Restate the data word for word and leave the images out.

_EXCERPTED RECORDS_:

↓

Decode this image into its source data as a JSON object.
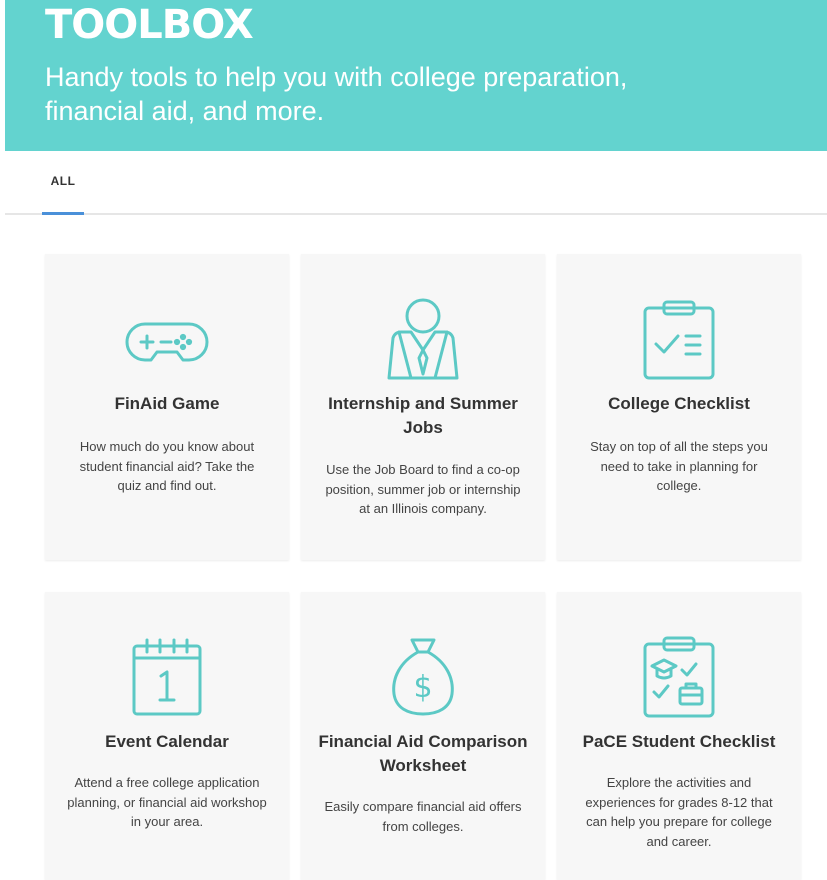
{
  "header": {
    "title": "TOOLBOX",
    "subtitle": "Handy tools to help you with college preparation, financial aid, and more."
  },
  "tabs": [
    {
      "label": "ALL",
      "active": true
    }
  ],
  "colors": {
    "hero_bg": "#63d3cf",
    "icon_stroke": "#5cc9c5",
    "tab_underline": "#4a90d9",
    "card_bg": "#f7f7f7"
  },
  "cards": [
    {
      "icon": "gamepad-icon",
      "title": "FinAid Game",
      "description": "How much do you know about student financial aid? Take the quiz and find out."
    },
    {
      "icon": "job-person-icon",
      "title": "Internship and Summer Jobs",
      "description": "Use the Job Board to find a co-op position, summer job or internship at an Illinois company."
    },
    {
      "icon": "clipboard-checklist-icon",
      "title": "College Checklist",
      "description": "Stay on top of all the steps you need to take in planning for college."
    },
    {
      "icon": "calendar-icon",
      "title": "Event Calendar",
      "description": "Attend a free college application planning, or financial aid workshop in your area."
    },
    {
      "icon": "money-bag-icon",
      "title": "Financial Aid Comparison Worksheet",
      "description": "Easily compare financial aid offers from colleges."
    },
    {
      "icon": "clipboard-grad-cap-icon",
      "title": "PaCE Student Checklist",
      "description": "Explore the activities and experiences for grades 8-12 that can help you prepare for college and career."
    }
  ]
}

↑

_FINISHED EXERCISE_:
Decode this image into its source data as a JSON object.
{
  "header": {
    "title": "TOOLBOX",
    "subtitle": "Handy tools to help you with college preparation, financial aid, and more."
  },
  "tabs": [
    {
      "label": "ALL",
      "active": true
    }
  ],
  "colors": {
    "hero_bg": "#63d3cf",
    "icon_stroke": "#5cc9c5",
    "tab_underline": "#4a90d9",
    "card_bg": "#f7f7f7"
  },
  "cards": [
    {
      "icon": "gamepad-icon",
      "title": "FinAid Game",
      "description": "How much do you know about student financial aid? Take the quiz and find out."
    },
    {
      "icon": "job-person-icon",
      "title": "Internship and Summer Jobs",
      "description": "Use the Job Board to find a co-op position, summer job or internship at an Illinois company."
    },
    {
      "icon": "clipboard-checklist-icon",
      "title": "College Checklist",
      "description": "Stay on top of all the steps you need to take in planning for college."
    },
    {
      "icon": "calendar-icon",
      "title": "Event Calendar",
      "description": "Attend a free college application planning, or financial aid workshop in your area."
    },
    {
      "icon": "money-bag-icon",
      "title": "Financial Aid Comparison Worksheet",
      "description": "Easily compare financial aid offers from colleges."
    },
    {
      "icon": "clipboard-grad-cap-icon",
      "title": "PaCE Student Checklist",
      "description": "Explore the activities and experiences for grades 8-12 that can help you prepare for college and career."
    }
  ]
}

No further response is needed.